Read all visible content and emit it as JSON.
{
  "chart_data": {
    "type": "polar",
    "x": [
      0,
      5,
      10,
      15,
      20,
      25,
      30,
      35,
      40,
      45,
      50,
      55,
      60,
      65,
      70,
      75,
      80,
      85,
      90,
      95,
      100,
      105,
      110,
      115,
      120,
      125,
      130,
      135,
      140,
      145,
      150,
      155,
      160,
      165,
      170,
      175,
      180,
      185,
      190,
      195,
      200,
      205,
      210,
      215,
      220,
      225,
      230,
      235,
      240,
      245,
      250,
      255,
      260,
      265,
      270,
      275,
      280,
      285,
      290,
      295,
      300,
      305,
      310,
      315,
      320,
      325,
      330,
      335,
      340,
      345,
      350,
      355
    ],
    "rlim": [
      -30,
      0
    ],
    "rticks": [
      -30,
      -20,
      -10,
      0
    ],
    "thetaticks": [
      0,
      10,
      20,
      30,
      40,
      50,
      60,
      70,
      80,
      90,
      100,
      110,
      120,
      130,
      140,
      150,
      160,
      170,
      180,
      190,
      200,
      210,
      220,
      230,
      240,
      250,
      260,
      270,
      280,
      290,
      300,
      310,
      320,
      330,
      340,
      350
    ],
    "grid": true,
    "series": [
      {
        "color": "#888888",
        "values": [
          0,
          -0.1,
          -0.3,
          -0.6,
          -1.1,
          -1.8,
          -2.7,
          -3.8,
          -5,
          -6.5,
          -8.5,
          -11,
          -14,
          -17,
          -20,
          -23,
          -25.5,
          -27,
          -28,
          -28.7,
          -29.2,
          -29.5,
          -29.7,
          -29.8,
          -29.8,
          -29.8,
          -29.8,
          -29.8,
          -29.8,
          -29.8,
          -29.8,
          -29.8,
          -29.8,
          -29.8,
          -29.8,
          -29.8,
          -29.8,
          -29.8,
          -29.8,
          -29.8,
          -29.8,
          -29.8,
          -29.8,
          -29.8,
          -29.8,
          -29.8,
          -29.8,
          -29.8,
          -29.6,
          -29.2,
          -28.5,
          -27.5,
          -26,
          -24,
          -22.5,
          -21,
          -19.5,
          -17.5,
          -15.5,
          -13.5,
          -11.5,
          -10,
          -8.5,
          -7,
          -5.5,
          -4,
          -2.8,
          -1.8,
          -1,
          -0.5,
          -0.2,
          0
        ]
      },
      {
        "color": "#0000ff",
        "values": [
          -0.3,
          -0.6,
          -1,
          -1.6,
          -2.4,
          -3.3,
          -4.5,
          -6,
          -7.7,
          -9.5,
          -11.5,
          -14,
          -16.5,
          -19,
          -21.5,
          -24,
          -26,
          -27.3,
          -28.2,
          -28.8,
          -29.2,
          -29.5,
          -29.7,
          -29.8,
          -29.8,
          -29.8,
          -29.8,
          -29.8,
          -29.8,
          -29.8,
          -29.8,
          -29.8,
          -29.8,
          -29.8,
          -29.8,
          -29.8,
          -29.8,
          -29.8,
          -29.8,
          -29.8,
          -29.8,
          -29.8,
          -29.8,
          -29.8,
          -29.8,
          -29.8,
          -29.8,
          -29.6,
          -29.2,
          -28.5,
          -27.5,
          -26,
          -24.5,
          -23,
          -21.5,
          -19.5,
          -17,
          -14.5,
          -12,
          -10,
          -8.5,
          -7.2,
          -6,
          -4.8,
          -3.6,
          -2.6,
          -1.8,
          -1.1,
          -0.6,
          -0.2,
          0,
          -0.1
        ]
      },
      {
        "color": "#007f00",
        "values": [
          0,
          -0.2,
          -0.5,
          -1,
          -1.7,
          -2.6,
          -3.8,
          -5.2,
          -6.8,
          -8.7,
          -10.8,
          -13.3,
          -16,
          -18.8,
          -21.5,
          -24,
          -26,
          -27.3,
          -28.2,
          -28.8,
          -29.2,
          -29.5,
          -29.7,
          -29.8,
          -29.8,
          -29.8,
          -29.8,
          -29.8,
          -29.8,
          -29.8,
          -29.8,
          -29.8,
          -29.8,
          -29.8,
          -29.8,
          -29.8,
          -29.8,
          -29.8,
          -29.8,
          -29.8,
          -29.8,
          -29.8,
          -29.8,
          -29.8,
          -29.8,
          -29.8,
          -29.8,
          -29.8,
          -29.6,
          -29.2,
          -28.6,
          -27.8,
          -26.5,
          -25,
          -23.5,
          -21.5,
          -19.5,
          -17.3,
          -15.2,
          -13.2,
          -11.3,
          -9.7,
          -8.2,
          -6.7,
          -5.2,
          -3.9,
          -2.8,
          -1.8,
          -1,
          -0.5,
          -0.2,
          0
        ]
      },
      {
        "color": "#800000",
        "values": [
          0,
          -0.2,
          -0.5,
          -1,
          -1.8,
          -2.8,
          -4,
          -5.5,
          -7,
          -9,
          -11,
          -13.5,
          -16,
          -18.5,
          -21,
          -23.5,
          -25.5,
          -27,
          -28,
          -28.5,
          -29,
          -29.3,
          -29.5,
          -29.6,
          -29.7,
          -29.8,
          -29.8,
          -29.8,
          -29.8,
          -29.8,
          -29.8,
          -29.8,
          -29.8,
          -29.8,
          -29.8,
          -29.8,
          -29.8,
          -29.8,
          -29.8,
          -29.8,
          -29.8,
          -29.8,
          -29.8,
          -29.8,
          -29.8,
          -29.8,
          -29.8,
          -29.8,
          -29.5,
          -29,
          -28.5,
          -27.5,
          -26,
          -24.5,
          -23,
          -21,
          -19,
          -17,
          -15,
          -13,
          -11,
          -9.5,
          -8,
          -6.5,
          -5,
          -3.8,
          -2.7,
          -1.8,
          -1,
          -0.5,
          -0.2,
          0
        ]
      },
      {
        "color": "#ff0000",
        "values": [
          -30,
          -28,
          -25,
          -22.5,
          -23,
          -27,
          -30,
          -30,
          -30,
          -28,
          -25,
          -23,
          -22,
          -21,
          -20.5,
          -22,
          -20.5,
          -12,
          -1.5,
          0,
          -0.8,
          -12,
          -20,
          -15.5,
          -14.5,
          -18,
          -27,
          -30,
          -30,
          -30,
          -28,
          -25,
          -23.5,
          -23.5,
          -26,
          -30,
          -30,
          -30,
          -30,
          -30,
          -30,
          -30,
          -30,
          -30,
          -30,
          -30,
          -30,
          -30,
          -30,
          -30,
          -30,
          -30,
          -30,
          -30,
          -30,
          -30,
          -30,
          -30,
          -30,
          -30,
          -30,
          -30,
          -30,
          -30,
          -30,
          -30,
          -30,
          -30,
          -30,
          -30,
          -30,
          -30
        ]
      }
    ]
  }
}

------

Short task: Return the listing above in its exact form.

Correct output:
Read all visible content and emit it as JSON.
{
  "chart_data": {
    "type": "polar",
    "x": [
      0,
      5,
      10,
      15,
      20,
      25,
      30,
      35,
      40,
      45,
      50,
      55,
      60,
      65,
      70,
      75,
      80,
      85,
      90,
      95,
      100,
      105,
      110,
      115,
      120,
      125,
      130,
      135,
      140,
      145,
      150,
      155,
      160,
      165,
      170,
      175,
      180,
      185,
      190,
      195,
      200,
      205,
      210,
      215,
      220,
      225,
      230,
      235,
      240,
      245,
      250,
      255,
      260,
      265,
      270,
      275,
      280,
      285,
      290,
      295,
      300,
      305,
      310,
      315,
      320,
      325,
      330,
      335,
      340,
      345,
      350,
      355
    ],
    "rlim": [
      -30,
      0
    ],
    "rticks": [
      -30,
      -20,
      -10,
      0
    ],
    "thetaticks": [
      0,
      10,
      20,
      30,
      40,
      50,
      60,
      70,
      80,
      90,
      100,
      110,
      120,
      130,
      140,
      150,
      160,
      170,
      180,
      190,
      200,
      210,
      220,
      230,
      240,
      250,
      260,
      270,
      280,
      290,
      300,
      310,
      320,
      330,
      340,
      350
    ],
    "grid": true,
    "series": [
      {
        "color": "#888888",
        "values": [
          0,
          -0.1,
          -0.3,
          -0.6,
          -1.1,
          -1.8,
          -2.7,
          -3.8,
          -5,
          -6.5,
          -8.5,
          -11,
          -14,
          -17,
          -20,
          -23,
          -25.5,
          -27,
          -28,
          -28.7,
          -29.2,
          -29.5,
          -29.7,
          -29.8,
          -29.8,
          -29.8,
          -29.8,
          -29.8,
          -29.8,
          -29.8,
          -29.8,
          -29.8,
          -29.8,
          -29.8,
          -29.8,
          -29.8,
          -29.8,
          -29.8,
          -29.8,
          -29.8,
          -29.8,
          -29.8,
          -29.8,
          -29.8,
          -29.8,
          -29.8,
          -29.8,
          -29.8,
          -29.6,
          -29.2,
          -28.5,
          -27.5,
          -26,
          -24,
          -22.5,
          -21,
          -19.5,
          -17.5,
          -15.5,
          -13.5,
          -11.5,
          -10,
          -8.5,
          -7,
          -5.5,
          -4,
          -2.8,
          -1.8,
          -1,
          -0.5,
          -0.2,
          0
        ]
      },
      {
        "color": "#0000ff",
        "values": [
          -0.3,
          -0.6,
          -1,
          -1.6,
          -2.4,
          -3.3,
          -4.5,
          -6,
          -7.7,
          -9.5,
          -11.5,
          -14,
          -16.5,
          -19,
          -21.5,
          -24,
          -26,
          -27.3,
          -28.2,
          -28.8,
          -29.2,
          -29.5,
          -29.7,
          -29.8,
          -29.8,
          -29.8,
          -29.8,
          -29.8,
          -29.8,
          -29.8,
          -29.8,
          -29.8,
          -29.8,
          -29.8,
          -29.8,
          -29.8,
          -29.8,
          -29.8,
          -29.8,
          -29.8,
          -29.8,
          -29.8,
          -29.8,
          -29.8,
          -29.8,
          -29.8,
          -29.8,
          -29.6,
          -29.2,
          -28.5,
          -27.5,
          -26,
          -24.5,
          -23,
          -21.5,
          -19.5,
          -17,
          -14.5,
          -12,
          -10,
          -8.5,
          -7.2,
          -6,
          -4.8,
          -3.6,
          -2.6,
          -1.8,
          -1.1,
          -0.6,
          -0.2,
          0,
          -0.1
        ]
      },
      {
        "color": "#007f00",
        "values": [
          0,
          -0.2,
          -0.5,
          -1,
          -1.7,
          -2.6,
          -3.8,
          -5.2,
          -6.8,
          -8.7,
          -10.8,
          -13.3,
          -16,
          -18.8,
          -21.5,
          -24,
          -26,
          -27.3,
          -28.2,
          -28.8,
          -29.2,
          -29.5,
          -29.7,
          -29.8,
          -29.8,
          -29.8,
          -29.8,
          -29.8,
          -29.8,
          -29.8,
          -29.8,
          -29.8,
          -29.8,
          -29.8,
          -29.8,
          -29.8,
          -29.8,
          -29.8,
          -29.8,
          -29.8,
          -29.8,
          -29.8,
          -29.8,
          -29.8,
          -29.8,
          -29.8,
          -29.8,
          -29.8,
          -29.6,
          -29.2,
          -28.6,
          -27.8,
          -26.5,
          -25,
          -23.5,
          -21.5,
          -19.5,
          -17.3,
          -15.2,
          -13.2,
          -11.3,
          -9.7,
          -8.2,
          -6.7,
          -5.2,
          -3.9,
          -2.8,
          -1.8,
          -1,
          -0.5,
          -0.2,
          0
        ]
      },
      {
        "color": "#800000",
        "values": [
          0,
          -0.2,
          -0.5,
          -1,
          -1.8,
          -2.8,
          -4,
          -5.5,
          -7,
          -9,
          -11,
          -13.5,
          -16,
          -18.5,
          -21,
          -23.5,
          -25.5,
          -27,
          -28,
          -28.5,
          -29,
          -29.3,
          -29.5,
          -29.6,
          -29.7,
          -29.8,
          -29.8,
          -29.8,
          -29.8,
          -29.8,
          -29.8,
          -29.8,
          -29.8,
          -29.8,
          -29.8,
          -29.8,
          -29.8,
          -29.8,
          -29.8,
          -29.8,
          -29.8,
          -29.8,
          -29.8,
          -29.8,
          -29.8,
          -29.8,
          -29.8,
          -29.8,
          -29.5,
          -29,
          -28.5,
          -27.5,
          -26,
          -24.5,
          -23,
          -21,
          -19,
          -17,
          -15,
          -13,
          -11,
          -9.5,
          -8,
          -6.5,
          -5,
          -3.8,
          -2.7,
          -1.8,
          -1,
          -0.5,
          -0.2,
          0
        ]
      },
      {
        "color": "#ff0000",
        "values": [
          -30,
          -28,
          -25,
          -22.5,
          -23,
          -27,
          -30,
          -30,
          -30,
          -28,
          -25,
          -23,
          -22,
          -21,
          -20.5,
          -22,
          -20.5,
          -12,
          -1.5,
          0,
          -0.8,
          -12,
          -20,
          -15.5,
          -14.5,
          -18,
          -27,
          -30,
          -30,
          -30,
          -28,
          -25,
          -23.5,
          -23.5,
          -26,
          -30,
          -30,
          -30,
          -30,
          -30,
          -30,
          -30,
          -30,
          -30,
          -30,
          -30,
          -30,
          -30,
          -30,
          -30,
          -30,
          -30,
          -30,
          -30,
          -30,
          -30,
          -30,
          -30,
          -30,
          -30,
          -30,
          -30,
          -30,
          -30,
          -30,
          -30,
          -30,
          -30,
          -30,
          -30,
          -30,
          -30
        ]
      }
    ]
  }
}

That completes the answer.